Directions for this task –
Send back all the data below, exactly as given.

Provided material –
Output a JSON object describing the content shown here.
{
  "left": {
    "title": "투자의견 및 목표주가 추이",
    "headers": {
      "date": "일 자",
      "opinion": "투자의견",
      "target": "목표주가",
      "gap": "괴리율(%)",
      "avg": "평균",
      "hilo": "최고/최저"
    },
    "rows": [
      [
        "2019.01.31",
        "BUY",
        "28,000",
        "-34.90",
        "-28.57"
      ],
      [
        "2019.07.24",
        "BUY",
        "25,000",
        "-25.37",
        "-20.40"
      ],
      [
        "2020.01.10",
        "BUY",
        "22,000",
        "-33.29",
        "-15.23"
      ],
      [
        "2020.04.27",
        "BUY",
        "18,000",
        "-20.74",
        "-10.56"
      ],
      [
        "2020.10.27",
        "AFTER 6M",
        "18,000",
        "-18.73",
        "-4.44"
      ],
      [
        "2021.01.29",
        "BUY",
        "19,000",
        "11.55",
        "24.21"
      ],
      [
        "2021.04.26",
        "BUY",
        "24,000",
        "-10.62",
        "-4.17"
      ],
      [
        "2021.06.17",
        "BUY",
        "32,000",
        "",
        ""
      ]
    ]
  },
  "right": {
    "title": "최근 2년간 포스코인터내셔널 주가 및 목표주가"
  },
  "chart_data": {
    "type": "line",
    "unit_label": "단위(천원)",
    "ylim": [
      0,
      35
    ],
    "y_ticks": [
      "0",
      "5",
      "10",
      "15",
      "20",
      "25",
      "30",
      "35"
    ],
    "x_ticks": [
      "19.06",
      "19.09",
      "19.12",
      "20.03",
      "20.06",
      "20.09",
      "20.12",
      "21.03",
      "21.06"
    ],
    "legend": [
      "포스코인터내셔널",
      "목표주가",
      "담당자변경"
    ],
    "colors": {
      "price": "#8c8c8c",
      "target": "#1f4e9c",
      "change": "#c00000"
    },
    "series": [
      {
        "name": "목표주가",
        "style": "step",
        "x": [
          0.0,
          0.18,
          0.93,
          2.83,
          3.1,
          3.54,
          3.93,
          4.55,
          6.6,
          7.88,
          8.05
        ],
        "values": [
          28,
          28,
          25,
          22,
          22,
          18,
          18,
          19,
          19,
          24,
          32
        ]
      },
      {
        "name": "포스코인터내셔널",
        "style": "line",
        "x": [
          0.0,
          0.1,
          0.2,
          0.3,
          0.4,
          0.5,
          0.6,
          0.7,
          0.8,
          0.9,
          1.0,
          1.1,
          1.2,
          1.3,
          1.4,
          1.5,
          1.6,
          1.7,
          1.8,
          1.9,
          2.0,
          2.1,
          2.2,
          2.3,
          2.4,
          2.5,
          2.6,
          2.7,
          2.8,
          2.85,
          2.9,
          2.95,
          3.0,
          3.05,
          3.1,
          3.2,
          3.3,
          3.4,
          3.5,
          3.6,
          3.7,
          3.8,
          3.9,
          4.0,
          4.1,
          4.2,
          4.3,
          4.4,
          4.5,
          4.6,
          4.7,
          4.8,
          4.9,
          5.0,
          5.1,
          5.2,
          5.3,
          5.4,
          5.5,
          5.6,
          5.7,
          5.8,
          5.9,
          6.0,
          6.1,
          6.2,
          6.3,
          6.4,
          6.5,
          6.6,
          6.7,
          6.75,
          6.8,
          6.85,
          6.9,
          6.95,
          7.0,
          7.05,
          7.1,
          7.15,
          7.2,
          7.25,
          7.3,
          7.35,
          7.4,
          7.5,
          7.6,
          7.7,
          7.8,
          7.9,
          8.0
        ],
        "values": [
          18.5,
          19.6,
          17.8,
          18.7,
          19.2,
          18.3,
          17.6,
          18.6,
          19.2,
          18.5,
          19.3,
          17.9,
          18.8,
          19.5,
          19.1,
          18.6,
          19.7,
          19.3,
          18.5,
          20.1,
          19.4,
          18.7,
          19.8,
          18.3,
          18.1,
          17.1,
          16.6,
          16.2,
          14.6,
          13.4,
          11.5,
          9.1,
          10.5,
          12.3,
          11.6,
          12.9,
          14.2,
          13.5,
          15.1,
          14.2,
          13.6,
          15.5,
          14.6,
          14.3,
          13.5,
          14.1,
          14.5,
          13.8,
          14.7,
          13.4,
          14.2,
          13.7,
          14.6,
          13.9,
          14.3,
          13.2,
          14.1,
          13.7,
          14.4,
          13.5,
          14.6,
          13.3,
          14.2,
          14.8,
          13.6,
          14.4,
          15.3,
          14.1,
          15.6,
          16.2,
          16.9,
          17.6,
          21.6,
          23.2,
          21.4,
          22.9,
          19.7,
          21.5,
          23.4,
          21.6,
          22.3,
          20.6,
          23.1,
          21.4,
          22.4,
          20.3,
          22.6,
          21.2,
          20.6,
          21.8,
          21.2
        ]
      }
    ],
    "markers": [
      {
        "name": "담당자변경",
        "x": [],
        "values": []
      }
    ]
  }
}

Output below –
Output a JSON object describing the content shown here.
{
  "left": {
    "title": "투자의견 및 목표주가 추이",
    "headers": {
      "date": "일 자",
      "opinion": "투자의견",
      "target": "목표주가",
      "gap": "괴리율(%)",
      "avg": "평균",
      "hilo": "최고/최저"
    },
    "rows": [
      [
        "2019.01.31",
        "BUY",
        "28,000",
        "-34.90",
        "-28.57"
      ],
      [
        "2019.07.24",
        "BUY",
        "25,000",
        "-25.37",
        "-20.40"
      ],
      [
        "2020.01.10",
        "BUY",
        "22,000",
        "-33.29",
        "-15.23"
      ],
      [
        "2020.04.27",
        "BUY",
        "18,000",
        "-20.74",
        "-10.56"
      ],
      [
        "2020.10.27",
        "AFTER 6M",
        "18,000",
        "-18.73",
        "-4.44"
      ],
      [
        "2021.01.29",
        "BUY",
        "19,000",
        "11.55",
        "24.21"
      ],
      [
        "2021.04.26",
        "BUY",
        "24,000",
        "-10.62",
        "-4.17"
      ],
      [
        "2021.06.17",
        "BUY",
        "32,000",
        "",
        ""
      ]
    ]
  },
  "right": {
    "title": "최근 2년간 포스코인터내셔널 주가 및 목표주가"
  },
  "chart_data": {
    "type": "line",
    "unit_label": "단위(천원)",
    "ylim": [
      0,
      35
    ],
    "y_ticks": [
      "0",
      "5",
      "10",
      "15",
      "20",
      "25",
      "30",
      "35"
    ],
    "x_ticks": [
      "19.06",
      "19.09",
      "19.12",
      "20.03",
      "20.06",
      "20.09",
      "20.12",
      "21.03",
      "21.06"
    ],
    "legend": [
      "포스코인터내셔널",
      "목표주가",
      "담당자변경"
    ],
    "colors": {
      "price": "#8c8c8c",
      "target": "#1f4e9c",
      "change": "#c00000"
    },
    "series": [
      {
        "name": "목표주가",
        "style": "step",
        "x": [
          0.0,
          0.18,
          0.93,
          2.83,
          3.1,
          3.54,
          3.93,
          4.55,
          6.6,
          7.88,
          8.05
        ],
        "values": [
          28,
          28,
          25,
          22,
          22,
          18,
          18,
          19,
          19,
          24,
          32
        ]
      },
      {
        "name": "포스코인터내셔널",
        "style": "line",
        "x": [
          0.0,
          0.1,
          0.2,
          0.3,
          0.4,
          0.5,
          0.6,
          0.7,
          0.8,
          0.9,
          1.0,
          1.1,
          1.2,
          1.3,
          1.4,
          1.5,
          1.6,
          1.7,
          1.8,
          1.9,
          2.0,
          2.1,
          2.2,
          2.3,
          2.4,
          2.5,
          2.6,
          2.7,
          2.8,
          2.85,
          2.9,
          2.95,
          3.0,
          3.05,
          3.1,
          3.2,
          3.3,
          3.4,
          3.5,
          3.6,
          3.7,
          3.8,
          3.9,
          4.0,
          4.1,
          4.2,
          4.3,
          4.4,
          4.5,
          4.6,
          4.7,
          4.8,
          4.9,
          5.0,
          5.1,
          5.2,
          5.3,
          5.4,
          5.5,
          5.6,
          5.7,
          5.8,
          5.9,
          6.0,
          6.1,
          6.2,
          6.3,
          6.4,
          6.5,
          6.6,
          6.7,
          6.75,
          6.8,
          6.85,
          6.9,
          6.95,
          7.0,
          7.05,
          7.1,
          7.15,
          7.2,
          7.25,
          7.3,
          7.35,
          7.4,
          7.5,
          7.6,
          7.7,
          7.8,
          7.9,
          8.0
        ],
        "values": [
          18.5,
          19.6,
          17.8,
          18.7,
          19.2,
          18.3,
          17.6,
          18.6,
          19.2,
          18.5,
          19.3,
          17.9,
          18.8,
          19.5,
          19.1,
          18.6,
          19.7,
          19.3,
          18.5,
          20.1,
          19.4,
          18.7,
          19.8,
          18.3,
          18.1,
          17.1,
          16.6,
          16.2,
          14.6,
          13.4,
          11.5,
          9.1,
          10.5,
          12.3,
          11.6,
          12.9,
          14.2,
          13.5,
          15.1,
          14.2,
          13.6,
          15.5,
          14.6,
          14.3,
          13.5,
          14.1,
          14.5,
          13.8,
          14.7,
          13.4,
          14.2,
          13.7,
          14.6,
          13.9,
          14.3,
          13.2,
          14.1,
          13.7,
          14.4,
          13.5,
          14.6,
          13.3,
          14.2,
          14.8,
          13.6,
          14.4,
          15.3,
          14.1,
          15.6,
          16.2,
          16.9,
          17.6,
          21.6,
          23.2,
          21.4,
          22.9,
          19.7,
          21.5,
          23.4,
          21.6,
          22.3,
          20.6,
          23.1,
          21.4,
          22.4,
          20.3,
          22.6,
          21.2,
          20.6,
          21.8,
          21.2
        ]
      }
    ],
    "markers": [
      {
        "name": "담당자변경",
        "x": [],
        "values": []
      }
    ]
  }
}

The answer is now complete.